◆ Data excerpts
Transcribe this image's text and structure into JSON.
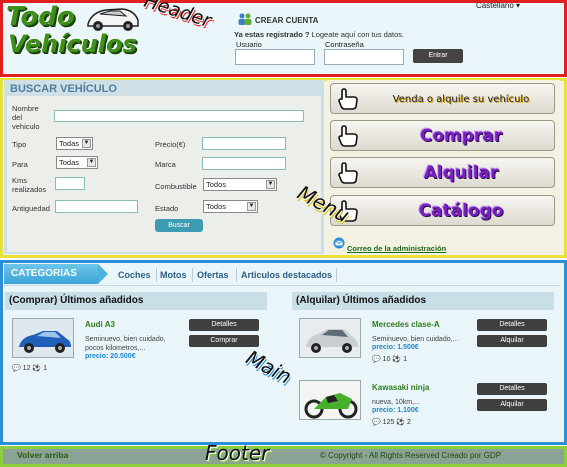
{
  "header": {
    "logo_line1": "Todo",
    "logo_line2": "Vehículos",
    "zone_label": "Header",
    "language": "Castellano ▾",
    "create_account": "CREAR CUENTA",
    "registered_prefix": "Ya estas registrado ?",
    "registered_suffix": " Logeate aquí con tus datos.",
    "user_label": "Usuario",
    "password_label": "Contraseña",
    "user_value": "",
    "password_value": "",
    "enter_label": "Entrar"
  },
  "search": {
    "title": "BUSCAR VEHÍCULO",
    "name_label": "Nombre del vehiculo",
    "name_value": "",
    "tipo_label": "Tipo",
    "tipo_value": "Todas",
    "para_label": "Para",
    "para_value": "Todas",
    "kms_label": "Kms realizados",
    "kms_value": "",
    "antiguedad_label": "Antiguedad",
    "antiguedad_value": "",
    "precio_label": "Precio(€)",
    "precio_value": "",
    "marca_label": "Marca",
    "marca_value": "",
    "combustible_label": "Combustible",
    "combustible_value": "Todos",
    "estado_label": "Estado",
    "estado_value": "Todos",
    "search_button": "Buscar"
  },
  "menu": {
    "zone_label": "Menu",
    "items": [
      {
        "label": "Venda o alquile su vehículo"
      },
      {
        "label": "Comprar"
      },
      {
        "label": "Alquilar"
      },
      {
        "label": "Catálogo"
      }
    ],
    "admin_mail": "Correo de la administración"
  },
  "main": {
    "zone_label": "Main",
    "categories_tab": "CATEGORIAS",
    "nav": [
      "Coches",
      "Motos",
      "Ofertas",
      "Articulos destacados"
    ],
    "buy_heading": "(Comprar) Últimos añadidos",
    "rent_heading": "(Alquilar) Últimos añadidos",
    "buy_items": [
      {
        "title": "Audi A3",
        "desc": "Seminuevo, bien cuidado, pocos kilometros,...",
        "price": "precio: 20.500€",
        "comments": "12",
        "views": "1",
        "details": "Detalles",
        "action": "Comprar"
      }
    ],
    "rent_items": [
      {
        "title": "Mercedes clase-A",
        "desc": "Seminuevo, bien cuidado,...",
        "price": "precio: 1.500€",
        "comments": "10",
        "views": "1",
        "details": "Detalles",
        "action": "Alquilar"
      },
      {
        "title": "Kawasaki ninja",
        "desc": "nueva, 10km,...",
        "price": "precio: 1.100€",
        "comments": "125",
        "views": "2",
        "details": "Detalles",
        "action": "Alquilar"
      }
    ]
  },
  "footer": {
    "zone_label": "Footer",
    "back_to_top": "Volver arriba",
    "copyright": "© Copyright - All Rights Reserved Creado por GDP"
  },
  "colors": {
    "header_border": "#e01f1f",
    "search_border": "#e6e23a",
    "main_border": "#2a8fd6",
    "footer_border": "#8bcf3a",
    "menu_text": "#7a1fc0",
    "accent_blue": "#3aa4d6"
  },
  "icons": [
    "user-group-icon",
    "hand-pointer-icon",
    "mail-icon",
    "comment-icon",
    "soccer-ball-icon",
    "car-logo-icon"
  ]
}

◆ Exercise requirements
Reproduce all entries exactly. Pictures do not belong in the copy.

◆ Problem solution
Transcribe this image's text and structure into JSON.
{
  "header": {
    "logo_line1": "Todo",
    "logo_line2": "Vehículos",
    "zone_label": "Header",
    "language": "Castellano ▾",
    "create_account": "CREAR CUENTA",
    "registered_prefix": "Ya estas registrado ?",
    "registered_suffix": " Logeate aquí con tus datos.",
    "user_label": "Usuario",
    "password_label": "Contraseña",
    "user_value": "",
    "password_value": "",
    "enter_label": "Entrar"
  },
  "search": {
    "title": "BUSCAR VEHÍCULO",
    "name_label": "Nombre del vehiculo",
    "name_value": "",
    "tipo_label": "Tipo",
    "tipo_value": "Todas",
    "para_label": "Para",
    "para_value": "Todas",
    "kms_label": "Kms realizados",
    "kms_value": "",
    "antiguedad_label": "Antiguedad",
    "antiguedad_value": "",
    "precio_label": "Precio(€)",
    "precio_value": "",
    "marca_label": "Marca",
    "marca_value": "",
    "combustible_label": "Combustible",
    "combustible_value": "Todos",
    "estado_label": "Estado",
    "estado_value": "Todos",
    "search_button": "Buscar"
  },
  "menu": {
    "zone_label": "Menu",
    "items": [
      {
        "label": "Venda o alquile su vehículo"
      },
      {
        "label": "Comprar"
      },
      {
        "label": "Alquilar"
      },
      {
        "label": "Catálogo"
      }
    ],
    "admin_mail": "Correo de la administración"
  },
  "main": {
    "zone_label": "Main",
    "categories_tab": "CATEGORIAS",
    "nav": [
      "Coches",
      "Motos",
      "Ofertas",
      "Articulos destacados"
    ],
    "buy_heading": "(Comprar) Últimos añadidos",
    "rent_heading": "(Alquilar) Últimos añadidos",
    "buy_items": [
      {
        "title": "Audi A3",
        "desc": "Seminuevo, bien cuidado, pocos kilometros,...",
        "price": "precio: 20.500€",
        "comments": "12",
        "views": "1",
        "details": "Detalles",
        "action": "Comprar"
      }
    ],
    "rent_items": [
      {
        "title": "Mercedes clase-A",
        "desc": "Seminuevo, bien cuidado,...",
        "price": "precio: 1.500€",
        "comments": "10",
        "views": "1",
        "details": "Detalles",
        "action": "Alquilar"
      },
      {
        "title": "Kawasaki ninja",
        "desc": "nueva, 10km,...",
        "price": "precio: 1.100€",
        "comments": "125",
        "views": "2",
        "details": "Detalles",
        "action": "Alquilar"
      }
    ]
  },
  "footer": {
    "zone_label": "Footer",
    "back_to_top": "Volver arriba",
    "copyright": "© Copyright - All Rights Reserved Creado por GDP"
  },
  "colors": {
    "header_border": "#e01f1f",
    "search_border": "#e6e23a",
    "main_border": "#2a8fd6",
    "footer_border": "#8bcf3a",
    "menu_text": "#7a1fc0",
    "accent_blue": "#3aa4d6"
  },
  "icons": [
    "user-group-icon",
    "hand-pointer-icon",
    "mail-icon",
    "comment-icon",
    "soccer-ball-icon",
    "car-logo-icon"
  ]
}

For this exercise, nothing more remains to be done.